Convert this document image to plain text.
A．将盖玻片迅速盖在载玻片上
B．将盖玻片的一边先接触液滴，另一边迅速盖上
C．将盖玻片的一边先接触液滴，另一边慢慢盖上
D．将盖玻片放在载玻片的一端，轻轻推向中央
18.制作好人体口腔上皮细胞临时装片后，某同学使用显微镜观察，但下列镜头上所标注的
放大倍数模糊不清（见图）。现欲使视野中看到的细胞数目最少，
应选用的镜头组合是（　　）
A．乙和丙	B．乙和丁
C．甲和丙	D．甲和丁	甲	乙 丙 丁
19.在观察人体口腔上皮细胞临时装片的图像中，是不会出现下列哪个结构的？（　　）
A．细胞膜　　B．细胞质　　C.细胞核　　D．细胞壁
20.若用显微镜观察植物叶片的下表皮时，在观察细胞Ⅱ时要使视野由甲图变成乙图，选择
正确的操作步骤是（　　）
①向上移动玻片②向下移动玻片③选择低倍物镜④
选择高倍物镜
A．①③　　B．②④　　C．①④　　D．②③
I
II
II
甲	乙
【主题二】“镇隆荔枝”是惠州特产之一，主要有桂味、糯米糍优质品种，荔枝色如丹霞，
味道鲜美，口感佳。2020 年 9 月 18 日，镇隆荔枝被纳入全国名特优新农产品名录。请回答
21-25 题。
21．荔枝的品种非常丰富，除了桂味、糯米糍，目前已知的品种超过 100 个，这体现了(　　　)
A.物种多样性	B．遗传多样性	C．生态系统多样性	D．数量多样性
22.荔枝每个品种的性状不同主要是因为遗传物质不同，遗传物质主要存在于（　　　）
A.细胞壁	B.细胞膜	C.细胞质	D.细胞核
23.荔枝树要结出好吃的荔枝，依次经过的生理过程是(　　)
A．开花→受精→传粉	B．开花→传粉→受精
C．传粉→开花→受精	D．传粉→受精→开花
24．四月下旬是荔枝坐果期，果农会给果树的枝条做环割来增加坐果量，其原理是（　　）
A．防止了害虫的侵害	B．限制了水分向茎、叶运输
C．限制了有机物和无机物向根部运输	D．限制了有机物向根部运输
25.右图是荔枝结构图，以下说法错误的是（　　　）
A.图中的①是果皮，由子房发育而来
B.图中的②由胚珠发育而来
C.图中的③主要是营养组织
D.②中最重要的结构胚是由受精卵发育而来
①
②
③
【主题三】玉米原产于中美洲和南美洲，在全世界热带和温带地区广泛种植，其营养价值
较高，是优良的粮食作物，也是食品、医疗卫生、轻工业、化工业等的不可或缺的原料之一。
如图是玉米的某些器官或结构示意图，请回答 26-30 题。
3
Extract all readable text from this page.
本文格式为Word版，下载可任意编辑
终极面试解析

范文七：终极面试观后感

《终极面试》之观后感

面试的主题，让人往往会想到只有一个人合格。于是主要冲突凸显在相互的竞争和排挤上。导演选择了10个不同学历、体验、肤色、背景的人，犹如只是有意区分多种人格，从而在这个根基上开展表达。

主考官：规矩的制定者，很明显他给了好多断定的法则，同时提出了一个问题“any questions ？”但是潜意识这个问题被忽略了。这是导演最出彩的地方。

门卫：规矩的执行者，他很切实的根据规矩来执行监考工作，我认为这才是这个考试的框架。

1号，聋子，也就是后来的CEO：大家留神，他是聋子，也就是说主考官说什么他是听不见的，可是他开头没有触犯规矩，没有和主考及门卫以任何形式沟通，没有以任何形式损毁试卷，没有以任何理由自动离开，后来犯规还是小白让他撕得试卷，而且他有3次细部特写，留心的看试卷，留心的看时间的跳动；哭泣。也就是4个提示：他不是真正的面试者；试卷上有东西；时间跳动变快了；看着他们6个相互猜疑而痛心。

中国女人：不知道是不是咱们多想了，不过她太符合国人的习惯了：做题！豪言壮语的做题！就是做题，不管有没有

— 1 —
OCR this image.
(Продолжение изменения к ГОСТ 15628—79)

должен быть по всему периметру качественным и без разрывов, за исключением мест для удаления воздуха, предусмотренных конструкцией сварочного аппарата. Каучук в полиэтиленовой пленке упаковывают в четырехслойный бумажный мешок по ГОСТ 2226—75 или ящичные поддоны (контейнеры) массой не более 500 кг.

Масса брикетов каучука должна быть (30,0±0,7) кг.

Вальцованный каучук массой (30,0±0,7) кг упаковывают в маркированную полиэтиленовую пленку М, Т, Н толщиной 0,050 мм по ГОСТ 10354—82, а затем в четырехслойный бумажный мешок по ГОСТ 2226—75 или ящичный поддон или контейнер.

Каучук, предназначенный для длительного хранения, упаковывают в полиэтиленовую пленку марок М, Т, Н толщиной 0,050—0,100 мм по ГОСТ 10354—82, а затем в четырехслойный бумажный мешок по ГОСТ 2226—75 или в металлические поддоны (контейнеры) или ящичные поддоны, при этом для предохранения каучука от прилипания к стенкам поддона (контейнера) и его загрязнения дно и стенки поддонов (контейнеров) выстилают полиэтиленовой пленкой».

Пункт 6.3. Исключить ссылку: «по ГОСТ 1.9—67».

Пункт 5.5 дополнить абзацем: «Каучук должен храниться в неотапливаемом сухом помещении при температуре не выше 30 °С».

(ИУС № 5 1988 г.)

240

● ● ● ●

Find and copy each line above that includes the string "пленку".

(Result below):
Вальцованный каучук массой (30,0±0,7) кг упаковывают в маркированную полиэтиленовую пленку М, Т, Н толщиной 0,050 мм по ГОСТ 10354—82, а затем в четырехслойный бумажный мешок по ГОСТ 2226—75 или ящичный поддон или контейнер.
Каучук, предназначенный для длительного хранения, упаковывают в полиэтиленовую пленку марок М, Т, Н толщиной 0,050—0,100 мм по ГОСТ 10354—82, а затем в четырехслойный бумажный мешок по ГОСТ 2226—75 или в металлические поддоны (контейнеры) или ящичные поддоны, при этом для предохранения каучука от прилипания к стенкам поддона (контейнера) и его загрязнения дно и стенки поддонов (контейнеров) выстилают полиэтиленовой пленкой».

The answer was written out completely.